▸ THE TASK: Locate every line below that contains the word "close" and copy it.

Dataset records
* Begin *
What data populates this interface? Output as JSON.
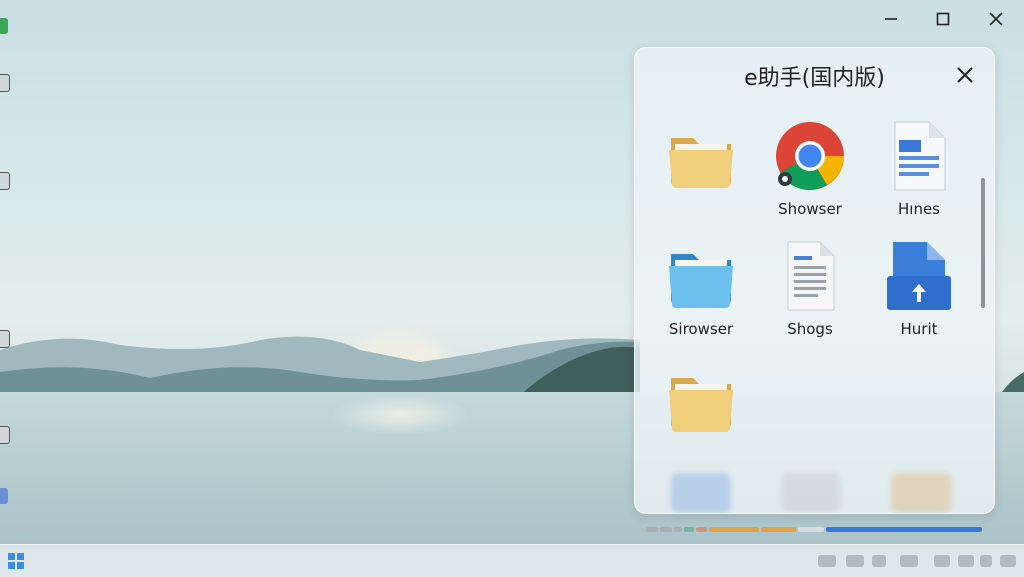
{
  "window_controls": {
    "minimize_icon": "minimize-icon",
    "maximize_icon": "maximize-icon",
    "close_icon": "close-icon"
  },
  "panel": {
    "title": "e助手(国内版)",
    "close_icon": "close-icon",
    "items": [
      {
        "label": "",
        "icon": "folder-icon"
      },
      {
        "label": "Showser",
        "icon": "chrome-icon"
      },
      {
        "label": "Hınes",
        "icon": "document-icon"
      },
      {
        "label": "Sirowser",
        "icon": "folder-blue-icon"
      },
      {
        "label": "Shogs",
        "icon": "text-file-icon"
      },
      {
        "label": "Hurit",
        "icon": "blue-file-upload-icon"
      },
      {
        "label": "",
        "icon": "folder-icon"
      }
    ]
  },
  "colors": {
    "accent": "#3a78d8",
    "folder": "#e8c26a",
    "folder_blue": "#5fb4e8"
  }
}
* End *
▸ SOLVED EXERCISE:
    "close_icon": "close-icon"
    "close_icon": "close-icon",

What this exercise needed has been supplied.